[Dataset excerpts]
>>>
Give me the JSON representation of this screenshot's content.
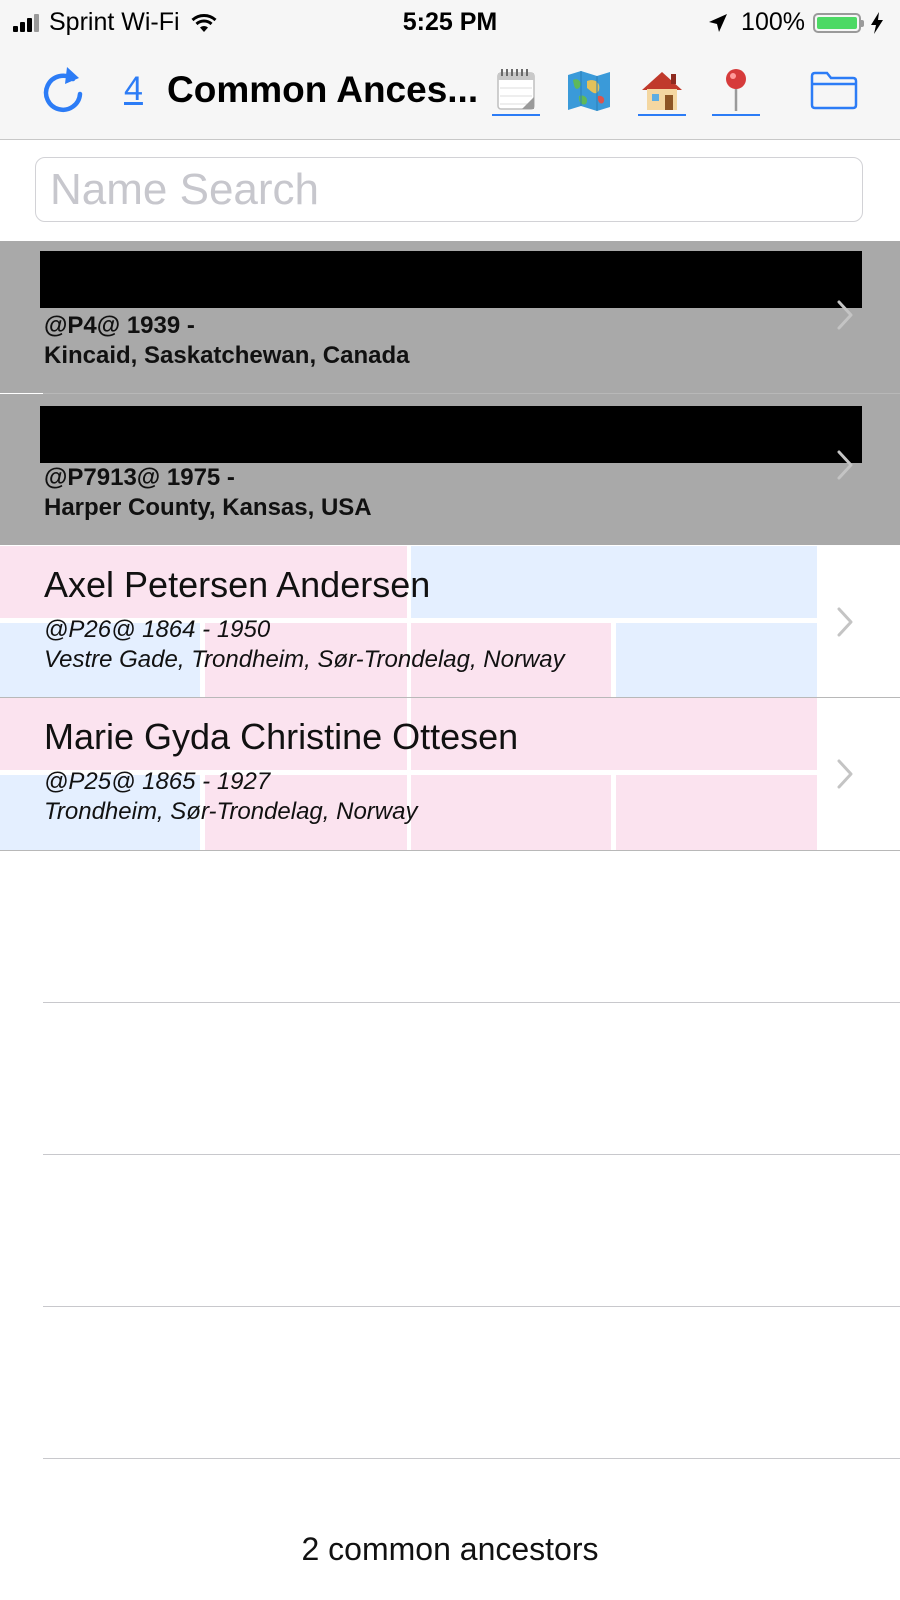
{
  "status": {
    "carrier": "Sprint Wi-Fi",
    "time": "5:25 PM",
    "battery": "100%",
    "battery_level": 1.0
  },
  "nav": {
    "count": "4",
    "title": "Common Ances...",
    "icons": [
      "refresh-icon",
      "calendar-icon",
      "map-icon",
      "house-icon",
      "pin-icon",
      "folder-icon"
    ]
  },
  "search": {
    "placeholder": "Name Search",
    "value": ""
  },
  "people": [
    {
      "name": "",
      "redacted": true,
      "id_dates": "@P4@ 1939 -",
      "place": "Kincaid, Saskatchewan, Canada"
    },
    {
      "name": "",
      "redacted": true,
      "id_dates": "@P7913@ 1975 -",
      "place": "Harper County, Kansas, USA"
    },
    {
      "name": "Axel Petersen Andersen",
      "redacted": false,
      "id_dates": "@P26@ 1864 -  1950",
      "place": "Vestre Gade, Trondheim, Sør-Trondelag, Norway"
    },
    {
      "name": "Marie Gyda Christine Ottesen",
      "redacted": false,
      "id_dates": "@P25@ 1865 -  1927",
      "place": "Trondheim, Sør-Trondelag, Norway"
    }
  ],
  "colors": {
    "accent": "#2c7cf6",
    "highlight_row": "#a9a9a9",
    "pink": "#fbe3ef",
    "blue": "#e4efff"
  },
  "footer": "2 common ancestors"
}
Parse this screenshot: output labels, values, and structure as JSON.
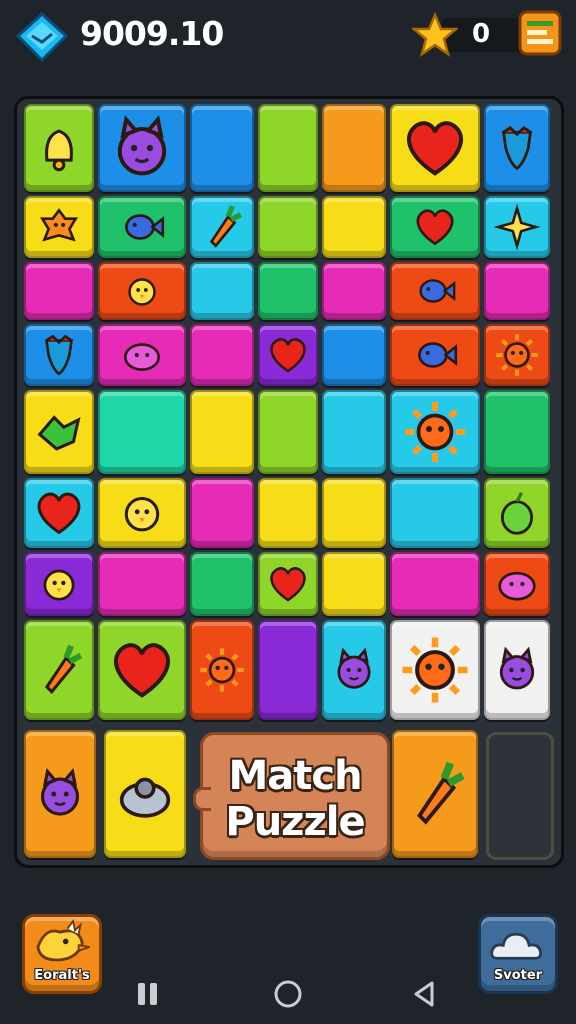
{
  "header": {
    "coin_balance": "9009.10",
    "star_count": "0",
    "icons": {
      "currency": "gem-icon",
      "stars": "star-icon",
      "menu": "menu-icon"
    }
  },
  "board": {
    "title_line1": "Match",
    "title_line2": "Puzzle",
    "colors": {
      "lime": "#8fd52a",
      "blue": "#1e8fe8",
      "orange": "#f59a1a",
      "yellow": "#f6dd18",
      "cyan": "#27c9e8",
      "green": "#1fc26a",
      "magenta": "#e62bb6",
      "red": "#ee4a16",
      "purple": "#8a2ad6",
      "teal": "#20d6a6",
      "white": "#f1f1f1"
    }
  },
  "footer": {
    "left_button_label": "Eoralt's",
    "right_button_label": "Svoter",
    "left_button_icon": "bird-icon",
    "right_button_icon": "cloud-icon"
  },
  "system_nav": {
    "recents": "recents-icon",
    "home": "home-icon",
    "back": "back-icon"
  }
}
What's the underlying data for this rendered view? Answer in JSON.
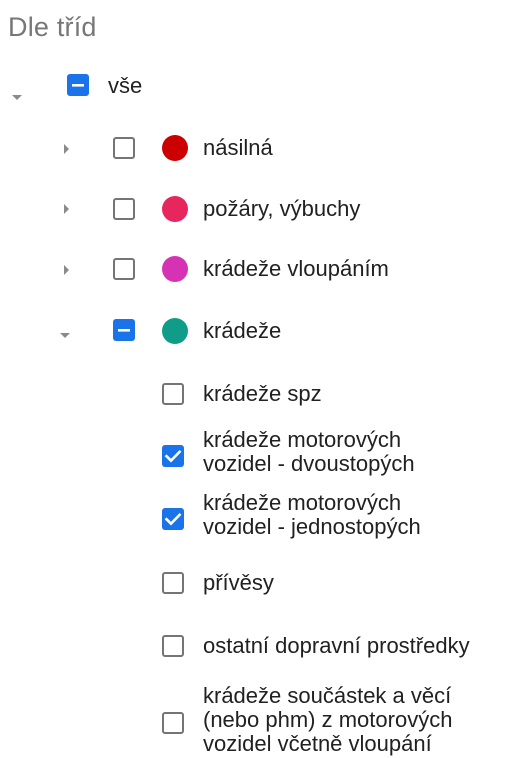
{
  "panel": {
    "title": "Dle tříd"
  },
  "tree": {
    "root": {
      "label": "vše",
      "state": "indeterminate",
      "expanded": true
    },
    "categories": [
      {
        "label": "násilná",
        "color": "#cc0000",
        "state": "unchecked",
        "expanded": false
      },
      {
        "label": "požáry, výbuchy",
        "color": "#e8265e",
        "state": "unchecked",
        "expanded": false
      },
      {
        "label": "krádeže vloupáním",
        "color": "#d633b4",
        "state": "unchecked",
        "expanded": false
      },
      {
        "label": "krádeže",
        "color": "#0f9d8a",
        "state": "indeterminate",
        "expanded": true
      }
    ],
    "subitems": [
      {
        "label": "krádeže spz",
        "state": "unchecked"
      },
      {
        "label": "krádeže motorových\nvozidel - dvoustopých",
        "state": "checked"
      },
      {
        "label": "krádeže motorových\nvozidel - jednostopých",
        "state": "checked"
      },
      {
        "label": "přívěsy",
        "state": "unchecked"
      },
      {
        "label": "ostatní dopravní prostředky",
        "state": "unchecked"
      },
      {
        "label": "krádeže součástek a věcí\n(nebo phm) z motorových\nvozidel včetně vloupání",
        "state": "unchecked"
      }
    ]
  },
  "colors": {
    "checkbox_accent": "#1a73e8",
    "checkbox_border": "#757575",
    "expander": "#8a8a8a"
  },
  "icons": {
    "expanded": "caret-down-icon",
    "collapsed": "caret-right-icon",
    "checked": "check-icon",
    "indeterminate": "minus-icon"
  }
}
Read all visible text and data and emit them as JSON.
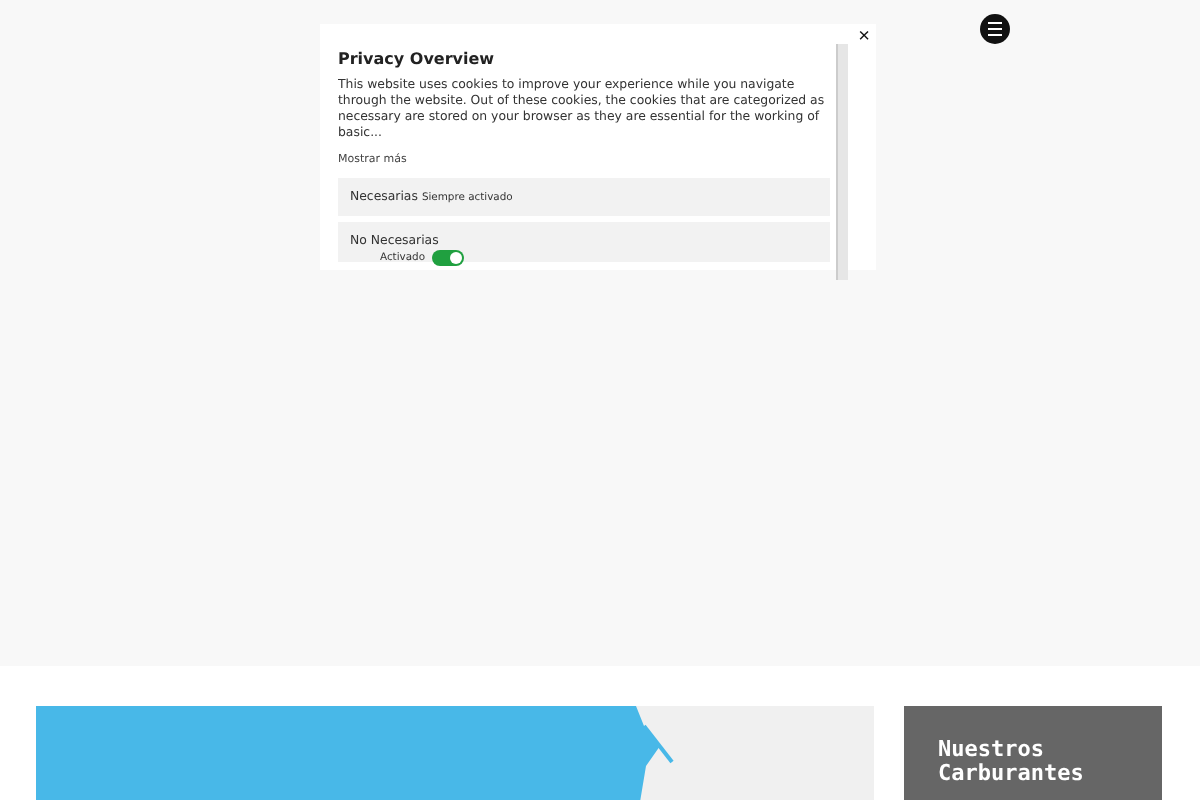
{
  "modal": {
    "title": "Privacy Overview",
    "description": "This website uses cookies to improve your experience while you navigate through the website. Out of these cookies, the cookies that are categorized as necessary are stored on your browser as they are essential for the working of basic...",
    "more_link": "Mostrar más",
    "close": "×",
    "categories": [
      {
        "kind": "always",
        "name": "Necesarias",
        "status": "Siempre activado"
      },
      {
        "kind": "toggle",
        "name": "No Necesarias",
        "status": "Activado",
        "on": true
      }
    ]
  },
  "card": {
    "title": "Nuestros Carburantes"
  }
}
<<<
-- TASK DIRECTIONS --
The records above must be echoed exactly, minus their pictures.

-- PROBLEM SOLUTION --
Give me the JSON representation of this screenshot's content.
{
  "status": {
    "carrier": "Sprint Wi-Fi",
    "time": "5:25 PM",
    "battery": "100%",
    "battery_level": 1.0
  },
  "nav": {
    "count": "4",
    "title": "Common Ances...",
    "icons": [
      "refresh-icon",
      "calendar-icon",
      "map-icon",
      "house-icon",
      "pin-icon",
      "folder-icon"
    ]
  },
  "search": {
    "placeholder": "Name Search",
    "value": ""
  },
  "people": [
    {
      "name": "",
      "redacted": true,
      "id_dates": "@P4@ 1939 -",
      "place": "Kincaid, Saskatchewan, Canada"
    },
    {
      "name": "",
      "redacted": true,
      "id_dates": "@P7913@ 1975 -",
      "place": "Harper County, Kansas, USA"
    },
    {
      "name": "Axel Petersen Andersen",
      "redacted": false,
      "id_dates": "@P26@ 1864 -  1950",
      "place": "Vestre Gade, Trondheim, Sør-Trondelag, Norway"
    },
    {
      "name": "Marie Gyda Christine Ottesen",
      "redacted": false,
      "id_dates": "@P25@ 1865 -  1927",
      "place": "Trondheim, Sør-Trondelag, Norway"
    }
  ],
  "colors": {
    "accent": "#2c7cf6",
    "highlight_row": "#a9a9a9",
    "pink": "#fbe3ef",
    "blue": "#e4efff"
  },
  "footer": "2 common ancestors"
}
Parse this screenshot: output labels, values, and structure as JSON.
{
  "header": {
    "coin_balance": "9009.10",
    "star_count": "0",
    "icons": {
      "currency": "gem-icon",
      "stars": "star-icon",
      "menu": "menu-icon"
    }
  },
  "board": {
    "title_line1": "Match",
    "title_line2": "Puzzle",
    "colors": {
      "lime": "#8fd52a",
      "blue": "#1e8fe8",
      "orange": "#f59a1a",
      "yellow": "#f6dd18",
      "cyan": "#27c9e8",
      "green": "#1fc26a",
      "magenta": "#e62bb6",
      "red": "#ee4a16",
      "purple": "#8a2ad6",
      "teal": "#20d6a6",
      "white": "#f1f1f1"
    }
  },
  "footer": {
    "left_button_label": "Eoralt's",
    "right_button_label": "Svoter",
    "left_button_icon": "bird-icon",
    "right_button_icon": "cloud-icon"
  },
  "system_nav": {
    "recents": "recents-icon",
    "home": "home-icon",
    "back": "back-icon"
  }
}
What's the underlying data for this rendered view? Answer in JSON.
{
  "panel": {
    "title": "Dle tříd"
  },
  "tree": {
    "root": {
      "label": "vše",
      "state": "indeterminate",
      "expanded": true
    },
    "categories": [
      {
        "label": "násilná",
        "color": "#cc0000",
        "state": "unchecked",
        "expanded": false
      },
      {
        "label": "požáry, výbuchy",
        "color": "#e8265e",
        "state": "unchecked",
        "expanded": false
      },
      {
        "label": "krádeže vloupáním",
        "color": "#d633b4",
        "state": "unchecked",
        "expanded": false
      },
      {
        "label": "krádeže",
        "color": "#0f9d8a",
        "state": "indeterminate",
        "expanded": true
      }
    ],
    "subitems": [
      {
        "label": "krádeže spz",
        "state": "unchecked"
      },
      {
        "label": "krádeže motorových\nvozidel - dvoustopých",
        "state": "checked"
      },
      {
        "label": "krádeže motorových\nvozidel - jednostopých",
        "state": "checked"
      },
      {
        "label": "přívěsy",
        "state": "unchecked"
      },
      {
        "label": "ostatní dopravní prostředky",
        "state": "unchecked"
      },
      {
        "label": "krádeže součástek a věcí\n(nebo phm) z motorových\nvozidel včetně vloupání",
        "state": "unchecked"
      }
    ]
  },
  "colors": {
    "checkbox_accent": "#1a73e8",
    "checkbox_border": "#757575",
    "expander": "#8a8a8a"
  },
  "icons": {
    "expanded": "caret-down-icon",
    "collapsed": "caret-right-icon",
    "checked": "check-icon",
    "indeterminate": "minus-icon"
  }
}
Read all visible text and data and emit them as JSON.
{
  "modal": {
    "title": "Privacy Overview",
    "description": "This website uses cookies to improve your experience while you navigate through the website. Out of these cookies, the cookies that are categorized as necessary are stored on your browser as they are essential for the working of basic...",
    "more_link": "Mostrar más",
    "close": "×",
    "categories": [
      {
        "kind": "always",
        "name": "Necesarias",
        "status": "Siempre activado"
      },
      {
        "kind": "toggle",
        "name": "No Necesarias",
        "status": "Activado",
        "on": true
      }
    ]
  },
  "card": {
    "title": "Nuestros Carburantes"
  }
}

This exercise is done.